Start of Data extract

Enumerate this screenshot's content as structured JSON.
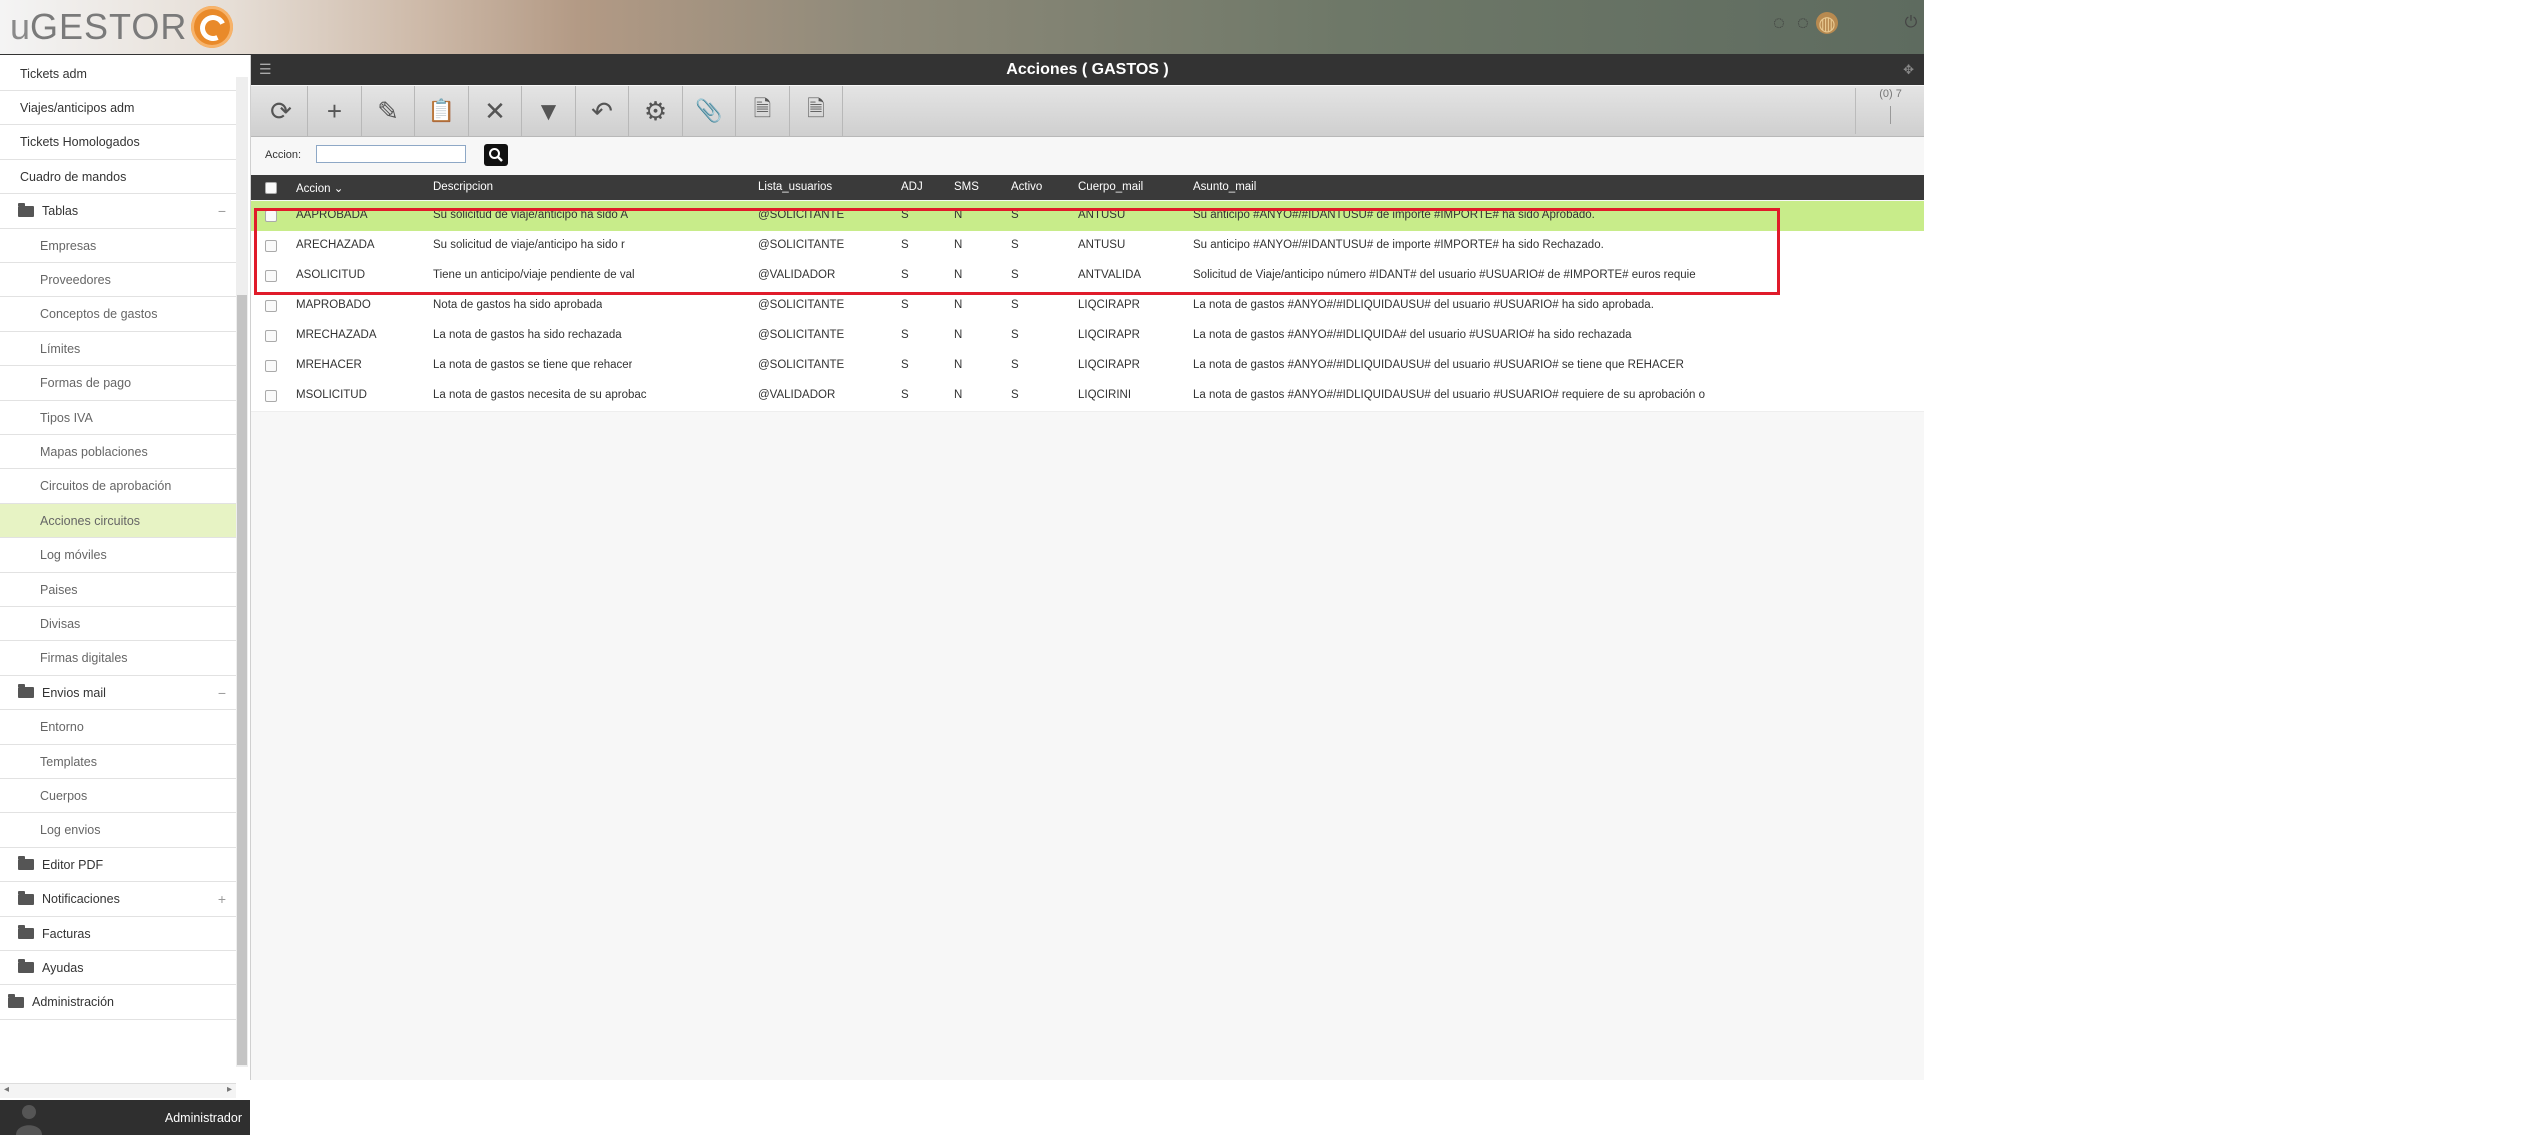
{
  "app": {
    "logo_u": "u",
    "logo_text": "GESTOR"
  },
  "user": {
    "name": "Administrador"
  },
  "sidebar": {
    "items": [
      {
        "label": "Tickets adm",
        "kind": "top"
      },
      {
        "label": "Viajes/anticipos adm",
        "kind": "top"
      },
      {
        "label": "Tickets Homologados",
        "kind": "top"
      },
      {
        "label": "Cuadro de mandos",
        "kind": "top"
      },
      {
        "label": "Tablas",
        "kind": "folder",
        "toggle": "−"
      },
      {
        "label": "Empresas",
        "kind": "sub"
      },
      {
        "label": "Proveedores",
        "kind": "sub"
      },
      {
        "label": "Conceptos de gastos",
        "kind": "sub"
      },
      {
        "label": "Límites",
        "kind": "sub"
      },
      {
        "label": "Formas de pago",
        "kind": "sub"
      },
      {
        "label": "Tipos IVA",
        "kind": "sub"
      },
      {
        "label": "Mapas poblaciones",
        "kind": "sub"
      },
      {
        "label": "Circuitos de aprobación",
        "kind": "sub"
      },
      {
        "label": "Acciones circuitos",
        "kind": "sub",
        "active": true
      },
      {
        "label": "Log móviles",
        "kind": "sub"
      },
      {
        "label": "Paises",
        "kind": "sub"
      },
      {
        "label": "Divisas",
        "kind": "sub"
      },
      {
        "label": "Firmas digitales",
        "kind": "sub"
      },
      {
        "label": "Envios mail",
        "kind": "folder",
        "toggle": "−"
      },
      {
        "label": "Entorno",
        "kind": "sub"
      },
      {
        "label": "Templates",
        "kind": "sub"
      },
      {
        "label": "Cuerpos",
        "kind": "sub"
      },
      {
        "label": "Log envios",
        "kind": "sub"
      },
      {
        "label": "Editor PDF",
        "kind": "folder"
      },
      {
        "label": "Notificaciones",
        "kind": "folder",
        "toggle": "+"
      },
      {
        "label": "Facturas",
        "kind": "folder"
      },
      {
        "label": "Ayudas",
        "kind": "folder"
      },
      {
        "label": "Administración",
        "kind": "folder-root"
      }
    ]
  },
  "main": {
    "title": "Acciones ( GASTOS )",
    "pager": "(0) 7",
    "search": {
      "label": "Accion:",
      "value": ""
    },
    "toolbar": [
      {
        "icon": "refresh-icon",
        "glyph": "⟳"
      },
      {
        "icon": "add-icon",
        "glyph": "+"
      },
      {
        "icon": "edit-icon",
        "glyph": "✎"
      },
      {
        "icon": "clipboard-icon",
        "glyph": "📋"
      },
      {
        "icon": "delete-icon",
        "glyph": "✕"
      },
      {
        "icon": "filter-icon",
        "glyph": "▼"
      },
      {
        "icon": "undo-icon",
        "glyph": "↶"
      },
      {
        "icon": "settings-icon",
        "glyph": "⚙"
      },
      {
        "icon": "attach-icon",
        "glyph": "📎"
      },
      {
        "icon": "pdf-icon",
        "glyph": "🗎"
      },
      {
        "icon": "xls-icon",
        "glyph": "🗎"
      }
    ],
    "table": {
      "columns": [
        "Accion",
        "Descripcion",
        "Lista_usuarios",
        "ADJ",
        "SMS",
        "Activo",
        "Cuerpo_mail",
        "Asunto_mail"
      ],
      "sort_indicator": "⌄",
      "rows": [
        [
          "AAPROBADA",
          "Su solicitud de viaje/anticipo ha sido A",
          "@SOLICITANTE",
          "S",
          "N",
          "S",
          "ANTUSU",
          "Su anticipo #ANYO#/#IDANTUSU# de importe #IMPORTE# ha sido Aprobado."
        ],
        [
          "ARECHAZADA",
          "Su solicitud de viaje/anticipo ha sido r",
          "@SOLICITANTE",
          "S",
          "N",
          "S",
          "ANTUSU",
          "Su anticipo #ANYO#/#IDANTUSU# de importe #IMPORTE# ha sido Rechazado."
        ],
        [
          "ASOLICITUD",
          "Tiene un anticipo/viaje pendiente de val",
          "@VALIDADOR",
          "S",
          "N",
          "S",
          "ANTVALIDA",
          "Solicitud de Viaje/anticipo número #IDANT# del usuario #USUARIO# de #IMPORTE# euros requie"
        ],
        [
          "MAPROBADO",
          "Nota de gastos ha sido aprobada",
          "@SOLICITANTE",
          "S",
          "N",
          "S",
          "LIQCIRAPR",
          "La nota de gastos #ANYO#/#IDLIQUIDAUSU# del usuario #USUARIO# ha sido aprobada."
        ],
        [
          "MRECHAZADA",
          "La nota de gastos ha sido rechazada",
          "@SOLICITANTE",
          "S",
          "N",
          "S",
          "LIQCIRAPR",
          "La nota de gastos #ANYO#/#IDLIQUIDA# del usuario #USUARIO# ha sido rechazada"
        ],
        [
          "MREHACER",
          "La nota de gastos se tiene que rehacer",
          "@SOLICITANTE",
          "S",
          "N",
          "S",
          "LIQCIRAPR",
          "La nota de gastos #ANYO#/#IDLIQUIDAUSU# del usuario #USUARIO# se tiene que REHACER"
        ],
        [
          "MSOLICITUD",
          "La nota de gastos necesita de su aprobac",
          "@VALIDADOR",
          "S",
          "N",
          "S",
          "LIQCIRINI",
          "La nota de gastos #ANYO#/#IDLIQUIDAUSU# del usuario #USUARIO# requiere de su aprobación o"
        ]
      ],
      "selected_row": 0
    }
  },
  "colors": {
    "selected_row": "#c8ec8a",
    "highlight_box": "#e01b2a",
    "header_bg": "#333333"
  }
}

End of Data extract
Start of Data extract

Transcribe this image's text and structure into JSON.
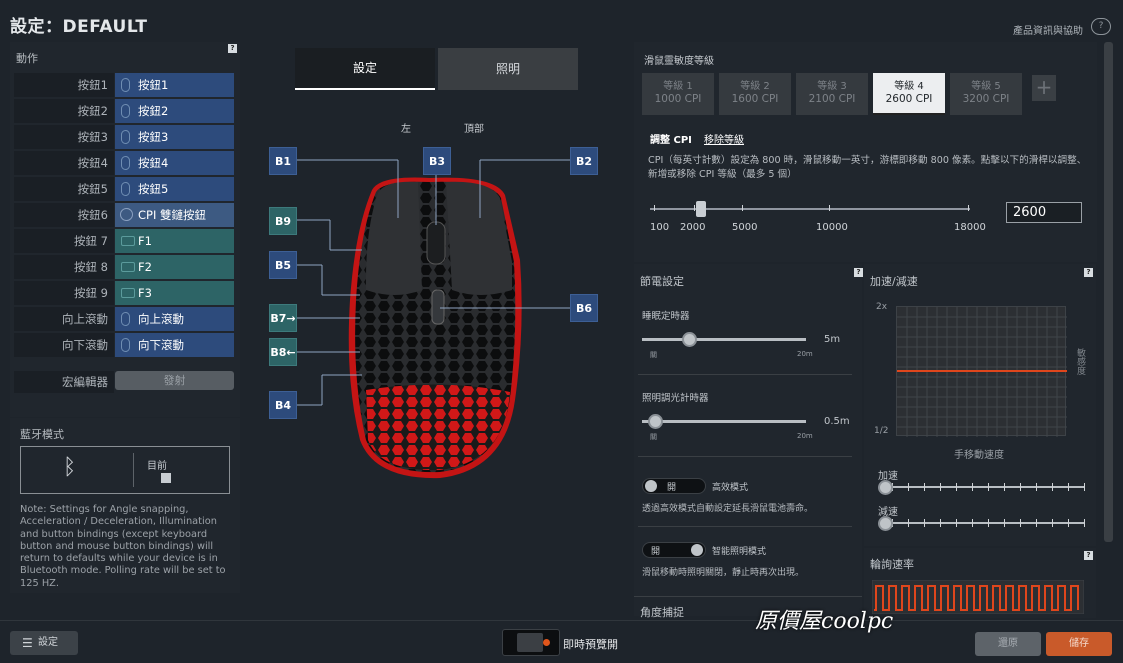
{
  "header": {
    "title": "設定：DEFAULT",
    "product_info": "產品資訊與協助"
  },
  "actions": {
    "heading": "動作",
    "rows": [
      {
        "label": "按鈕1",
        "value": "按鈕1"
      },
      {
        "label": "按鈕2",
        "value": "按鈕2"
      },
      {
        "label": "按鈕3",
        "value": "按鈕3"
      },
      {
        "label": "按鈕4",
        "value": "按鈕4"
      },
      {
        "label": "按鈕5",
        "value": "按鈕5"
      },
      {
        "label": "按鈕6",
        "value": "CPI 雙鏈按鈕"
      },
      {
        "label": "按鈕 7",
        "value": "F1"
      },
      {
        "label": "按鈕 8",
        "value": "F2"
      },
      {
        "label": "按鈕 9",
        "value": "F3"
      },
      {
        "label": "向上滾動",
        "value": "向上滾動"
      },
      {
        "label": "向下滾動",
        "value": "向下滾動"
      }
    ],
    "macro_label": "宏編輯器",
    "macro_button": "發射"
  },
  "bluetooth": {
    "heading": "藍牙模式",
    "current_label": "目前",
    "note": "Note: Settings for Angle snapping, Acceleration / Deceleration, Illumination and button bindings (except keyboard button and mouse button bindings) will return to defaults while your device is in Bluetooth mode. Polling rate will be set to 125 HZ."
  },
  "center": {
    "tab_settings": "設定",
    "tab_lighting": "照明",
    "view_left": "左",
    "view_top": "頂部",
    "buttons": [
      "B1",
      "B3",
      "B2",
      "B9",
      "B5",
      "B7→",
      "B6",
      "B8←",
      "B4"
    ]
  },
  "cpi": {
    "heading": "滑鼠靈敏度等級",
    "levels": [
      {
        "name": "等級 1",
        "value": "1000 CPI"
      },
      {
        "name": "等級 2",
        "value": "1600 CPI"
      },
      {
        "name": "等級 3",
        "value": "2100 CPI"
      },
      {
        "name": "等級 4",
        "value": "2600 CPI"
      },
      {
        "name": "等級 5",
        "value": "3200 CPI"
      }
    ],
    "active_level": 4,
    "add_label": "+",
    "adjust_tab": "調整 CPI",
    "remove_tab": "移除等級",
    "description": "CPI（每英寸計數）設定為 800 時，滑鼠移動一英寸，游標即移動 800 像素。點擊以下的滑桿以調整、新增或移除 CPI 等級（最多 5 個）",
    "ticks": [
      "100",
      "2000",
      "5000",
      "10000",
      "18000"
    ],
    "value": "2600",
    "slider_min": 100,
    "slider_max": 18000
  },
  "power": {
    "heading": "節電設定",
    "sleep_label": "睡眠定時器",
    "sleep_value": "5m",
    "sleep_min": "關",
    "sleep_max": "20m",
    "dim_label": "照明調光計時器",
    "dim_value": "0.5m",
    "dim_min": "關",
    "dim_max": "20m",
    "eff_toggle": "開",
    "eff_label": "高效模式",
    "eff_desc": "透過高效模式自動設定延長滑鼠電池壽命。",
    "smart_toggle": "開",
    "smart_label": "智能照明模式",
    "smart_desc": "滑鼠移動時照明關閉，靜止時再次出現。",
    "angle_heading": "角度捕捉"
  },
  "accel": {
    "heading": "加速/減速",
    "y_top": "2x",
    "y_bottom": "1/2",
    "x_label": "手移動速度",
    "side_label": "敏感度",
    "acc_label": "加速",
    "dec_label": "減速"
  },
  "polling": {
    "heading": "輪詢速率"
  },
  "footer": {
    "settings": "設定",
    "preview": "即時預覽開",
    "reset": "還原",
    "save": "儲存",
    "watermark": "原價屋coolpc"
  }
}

End of Data extract
Start of Data extract

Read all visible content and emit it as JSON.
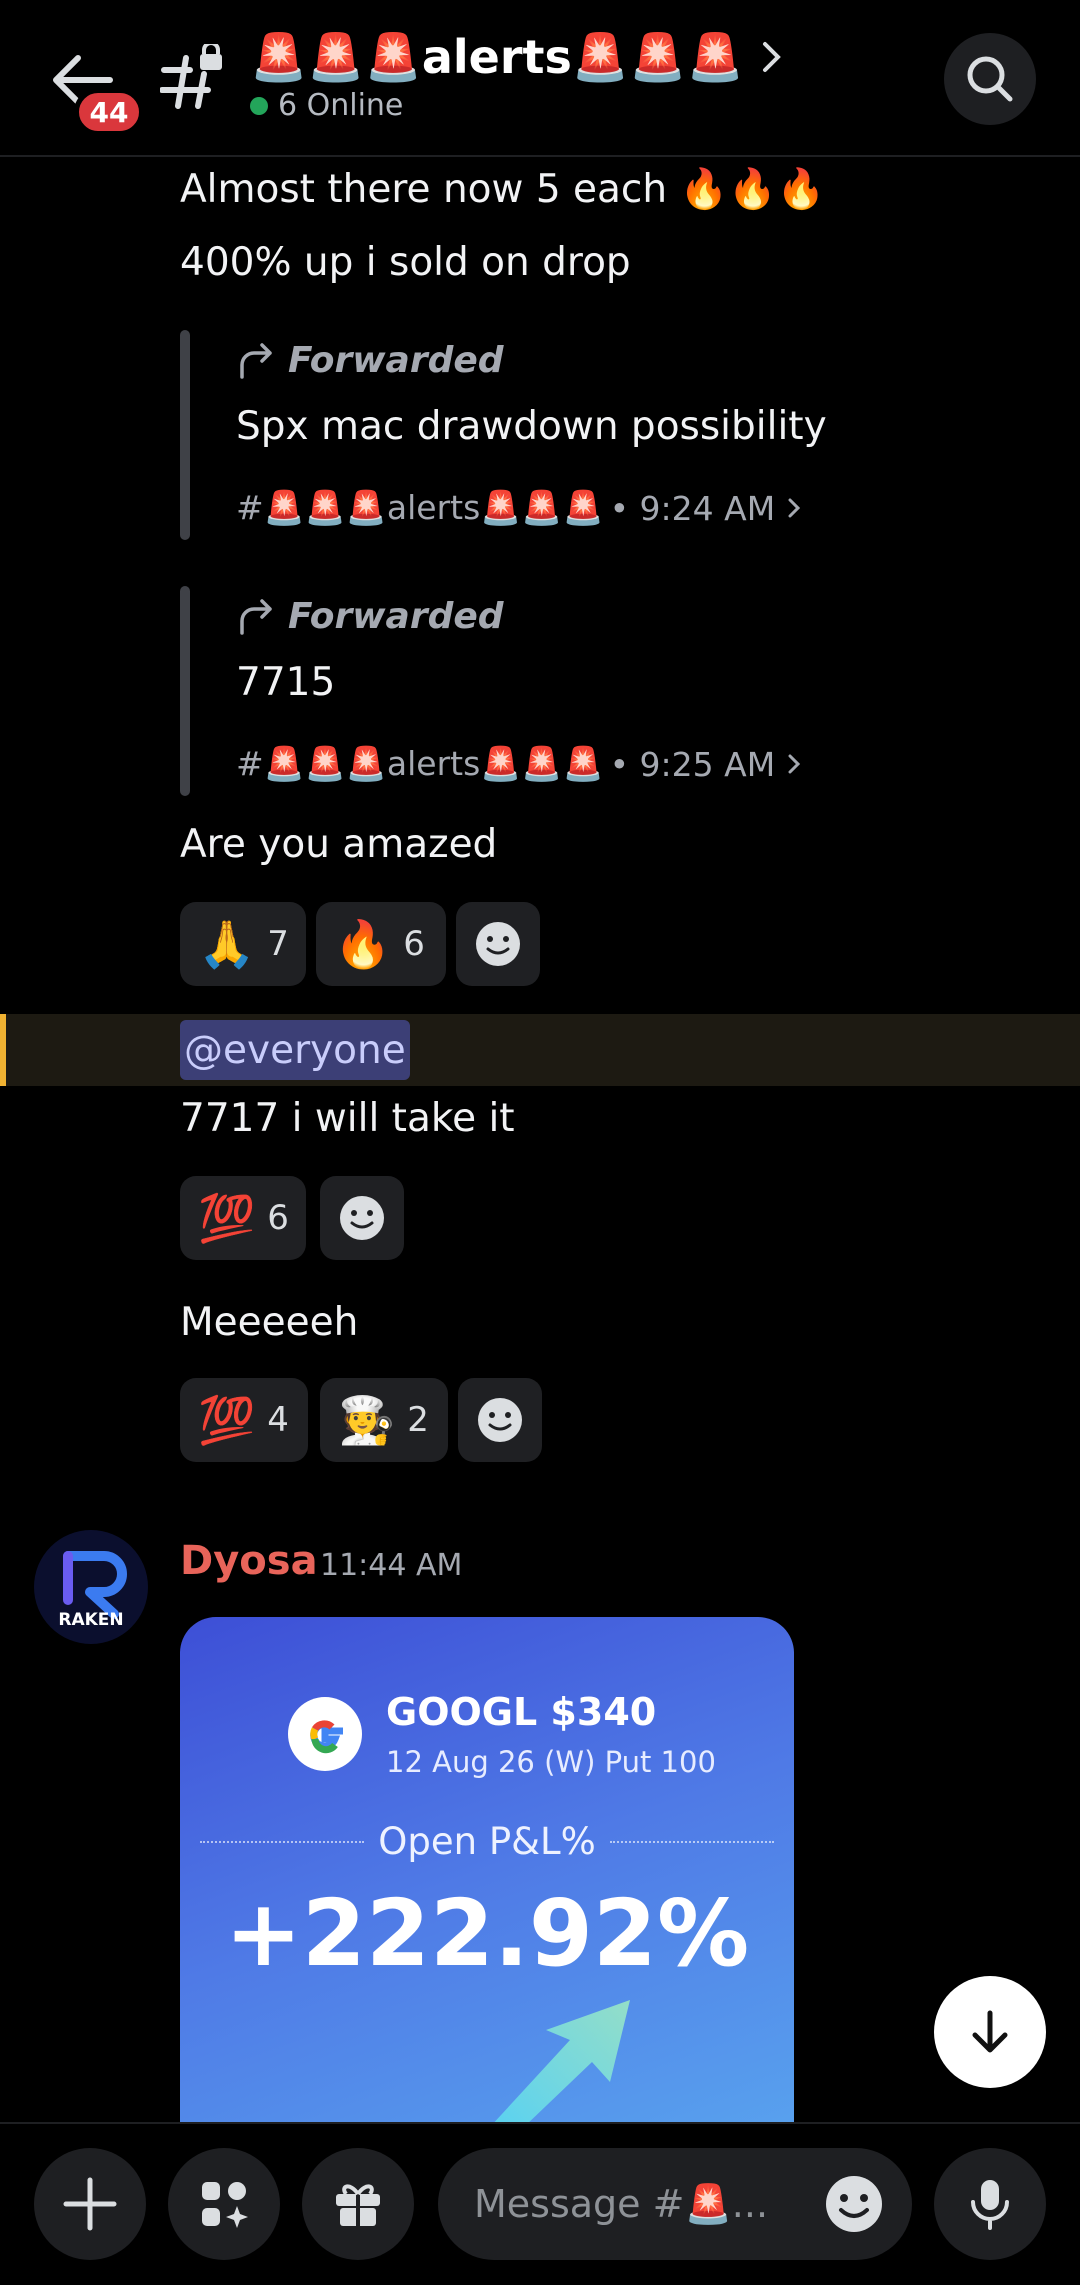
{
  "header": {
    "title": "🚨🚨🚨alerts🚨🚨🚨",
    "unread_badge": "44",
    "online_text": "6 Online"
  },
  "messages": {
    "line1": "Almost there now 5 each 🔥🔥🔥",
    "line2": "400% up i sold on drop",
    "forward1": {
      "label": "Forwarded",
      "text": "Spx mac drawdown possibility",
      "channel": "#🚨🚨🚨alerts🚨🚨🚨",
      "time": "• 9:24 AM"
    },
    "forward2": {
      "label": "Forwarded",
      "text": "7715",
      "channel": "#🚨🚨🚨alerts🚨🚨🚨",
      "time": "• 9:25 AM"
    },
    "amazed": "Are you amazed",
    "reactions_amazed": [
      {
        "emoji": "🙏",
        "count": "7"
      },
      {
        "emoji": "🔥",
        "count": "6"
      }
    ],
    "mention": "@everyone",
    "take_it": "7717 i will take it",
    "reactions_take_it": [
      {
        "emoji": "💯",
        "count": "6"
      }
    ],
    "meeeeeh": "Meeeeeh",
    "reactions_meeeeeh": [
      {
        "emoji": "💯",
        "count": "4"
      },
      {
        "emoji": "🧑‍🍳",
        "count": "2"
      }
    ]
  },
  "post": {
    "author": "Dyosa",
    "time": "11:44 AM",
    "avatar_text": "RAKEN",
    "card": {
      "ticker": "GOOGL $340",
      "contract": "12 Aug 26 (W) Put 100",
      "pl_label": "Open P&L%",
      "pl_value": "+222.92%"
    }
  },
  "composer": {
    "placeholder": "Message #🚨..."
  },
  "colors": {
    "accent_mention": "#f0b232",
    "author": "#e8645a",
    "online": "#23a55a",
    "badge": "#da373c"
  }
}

End of Data extract

Check every line of the data, and copy the ones that contain "Acciones".

• _The reply_
        "label": "Acciones circuitos",
    "title": "Acciones ( GASTOS )",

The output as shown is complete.